• **Requirement**
Print the data exactly as it is given, please.

• **Data to process**
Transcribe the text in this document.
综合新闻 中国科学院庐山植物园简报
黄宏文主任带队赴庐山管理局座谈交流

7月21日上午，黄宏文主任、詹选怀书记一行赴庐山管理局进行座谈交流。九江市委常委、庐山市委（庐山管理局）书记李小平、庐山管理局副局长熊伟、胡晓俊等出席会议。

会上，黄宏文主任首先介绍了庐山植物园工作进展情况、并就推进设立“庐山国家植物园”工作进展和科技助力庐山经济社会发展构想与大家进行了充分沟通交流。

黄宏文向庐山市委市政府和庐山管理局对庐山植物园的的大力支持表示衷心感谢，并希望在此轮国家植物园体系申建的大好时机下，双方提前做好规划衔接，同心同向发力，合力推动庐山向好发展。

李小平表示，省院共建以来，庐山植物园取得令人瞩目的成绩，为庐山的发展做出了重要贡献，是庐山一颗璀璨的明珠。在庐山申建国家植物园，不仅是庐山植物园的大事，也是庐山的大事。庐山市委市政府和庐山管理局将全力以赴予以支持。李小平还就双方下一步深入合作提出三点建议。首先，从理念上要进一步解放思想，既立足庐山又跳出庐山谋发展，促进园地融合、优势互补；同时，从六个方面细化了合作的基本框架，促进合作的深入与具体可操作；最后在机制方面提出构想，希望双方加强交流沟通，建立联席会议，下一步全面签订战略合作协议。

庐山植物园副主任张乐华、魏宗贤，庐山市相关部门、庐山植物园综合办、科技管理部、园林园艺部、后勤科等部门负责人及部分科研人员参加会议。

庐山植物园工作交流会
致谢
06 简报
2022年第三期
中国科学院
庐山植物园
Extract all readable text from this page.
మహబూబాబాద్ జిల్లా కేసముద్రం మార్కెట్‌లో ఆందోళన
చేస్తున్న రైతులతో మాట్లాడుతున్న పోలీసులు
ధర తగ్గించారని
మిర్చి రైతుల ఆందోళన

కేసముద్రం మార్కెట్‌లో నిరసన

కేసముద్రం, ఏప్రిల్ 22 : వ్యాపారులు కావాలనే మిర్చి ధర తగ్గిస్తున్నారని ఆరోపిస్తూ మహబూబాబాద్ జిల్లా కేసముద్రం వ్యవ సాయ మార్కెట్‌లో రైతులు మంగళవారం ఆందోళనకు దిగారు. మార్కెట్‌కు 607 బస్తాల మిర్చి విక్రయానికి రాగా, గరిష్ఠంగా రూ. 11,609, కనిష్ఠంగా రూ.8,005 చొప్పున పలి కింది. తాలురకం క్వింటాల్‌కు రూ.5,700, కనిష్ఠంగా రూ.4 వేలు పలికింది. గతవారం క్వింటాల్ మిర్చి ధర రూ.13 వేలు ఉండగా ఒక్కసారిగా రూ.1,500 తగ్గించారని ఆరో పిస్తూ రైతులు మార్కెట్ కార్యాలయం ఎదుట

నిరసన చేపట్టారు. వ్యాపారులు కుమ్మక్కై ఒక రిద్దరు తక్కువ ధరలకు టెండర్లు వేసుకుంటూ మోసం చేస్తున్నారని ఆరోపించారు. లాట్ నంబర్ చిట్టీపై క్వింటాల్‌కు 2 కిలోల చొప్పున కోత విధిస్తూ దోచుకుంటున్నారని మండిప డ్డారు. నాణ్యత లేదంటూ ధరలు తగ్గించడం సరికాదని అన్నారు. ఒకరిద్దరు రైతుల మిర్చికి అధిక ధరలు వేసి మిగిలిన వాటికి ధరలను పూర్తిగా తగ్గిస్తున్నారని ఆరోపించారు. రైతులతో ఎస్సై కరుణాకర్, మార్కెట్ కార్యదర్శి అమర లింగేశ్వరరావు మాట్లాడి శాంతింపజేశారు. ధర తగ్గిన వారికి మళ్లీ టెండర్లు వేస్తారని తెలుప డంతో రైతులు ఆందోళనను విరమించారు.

• **Answer**
Transcribe the text in this document.
综合新闻 中国科学院庐山植物园简报
黄宏文主任带队赴庐山管理局座谈交流

7月21日上午，黄宏文主任、詹选怀书记一行赴庐山管理局进行座谈交流。九江市委常委、庐山市委（庐山管理局）书记李小平、庐山管理局副局长熊伟、胡晓俊等出席会议。

会上，黄宏文主任首先介绍了庐山植物园工作进展情况、并就推进设立“庐山国家植物园”工作进展和科技助力庐山经济社会发展构想与大家进行了充分沟通交流。

黄宏文向庐山市委市政府和庐山管理局对庐山植物园的的大力支持表示衷心感谢，并希望在此轮国家植物园体系申建的大好时机下，双方提前做好规划衔接，同心同向发力，合力推动庐山向好发展。

李小平表示，省院共建以来，庐山植物园取得令人瞩目的成绩，为庐山的发展做出了重要贡献，是庐山一颗璀璨的明珠。在庐山申建国家植物园，不仅是庐山植物园的大事，也是庐山的大事。庐山市委市政府和庐山管理局将全力以赴予以支持。李小平还就双方下一步深入合作提出三点建议。首先，从理念上要进一步解放思想，既立足庐山又跳出庐山谋发展，促进园地融合、优势互补；同时，从六个方面细化了合作的基本框架，促进合作的深入与具体可操作；最后在机制方面提出构想，希望双方加强交流沟通，建立联席会议，下一步全面签订战略合作协议。

庐山植物园副主任张乐华、魏宗贤，庐山市相关部门、庐山植物园综合办、科技管理部、园林园艺部、后勤科等部门负责人及部分科研人员参加会议。

庐山植物园工作交流会
致谢
06 简报
2022年第三期
中国科学院
庐山植物园
Extract all readable text from this page.
మహబూబాబాద్ జిల్లా కేసముద్రం మార్కెట్‌లో ఆందోళన
చేస్తున్న రైతులతో మాట్లాడుతున్న పోలీసులు
ధర తగ్గించారని
మిర్చి రైతుల ఆందోళన

కేసముద్రం మార్కెట్‌లో నిరసన

కేసముద్రం, ఏప్రిల్ 22 : వ్యాపారులు కావాలనే మిర్చి ధర తగ్గిస్తున్నారని ఆరోపిస్తూ మహబూబాబాద్ జిల్లా కేసముద్రం వ్యవ సాయ మార్కెట్‌లో రైతులు మంగళవారం ఆందోళనకు దిగారు. మార్కెట్‌కు 607 బస్తాల మిర్చి విక్రయానికి రాగా, గరిష్ఠంగా రూ. 11,609, కనిష్ఠంగా రూ.8,005 చొప్పున పలి కింది. తాలురకం క్వింటాల్‌కు రూ.5,700, కనిష్ఠంగా రూ.4 వేలు పలికింది. గతవారం క్వింటాల్ మిర్చి ధర రూ.13 వేలు ఉండగా ఒక్కసారిగా రూ.1,500 తగ్గించారని ఆరో పిస్తూ రైతులు మార్కెట్ కార్యాలయం ఎదుట

నిరసన చేపట్టారు. వ్యాపారులు కుమ్మక్కై ఒక రిద్దరు తక్కువ ధరలకు టెండర్లు వేసుకుంటూ మోసం చేస్తున్నారని ఆరోపించారు. లాట్ నంబర్ చిట్టీపై క్వింటాల్‌కు 2 కిలోల చొప్పున కోత విధిస్తూ దోచుకుంటున్నారని మండిప డ్డారు. నాణ్యత లేదంటూ ధరలు తగ్గించడం సరికాదని అన్నారు. ఒకరిద్దరు రైతుల మిర్చికి అధిక ధరలు వేసి మిగిలిన వాటికి ధరలను పూర్తిగా తగ్గిస్తున్నారని ఆరోపించారు. రైతులతో ఎస్సై కరుణాకర్, మార్కెట్ కార్యదర్శి అమర లింగేశ్వరరావు మాట్లాడి శాంతింపజేశారు. ధర తగ్గిన వారికి మళ్లీ టెండర్లు వేస్తారని తెలుప డంతో రైతులు ఆందోళనను విరమించారు.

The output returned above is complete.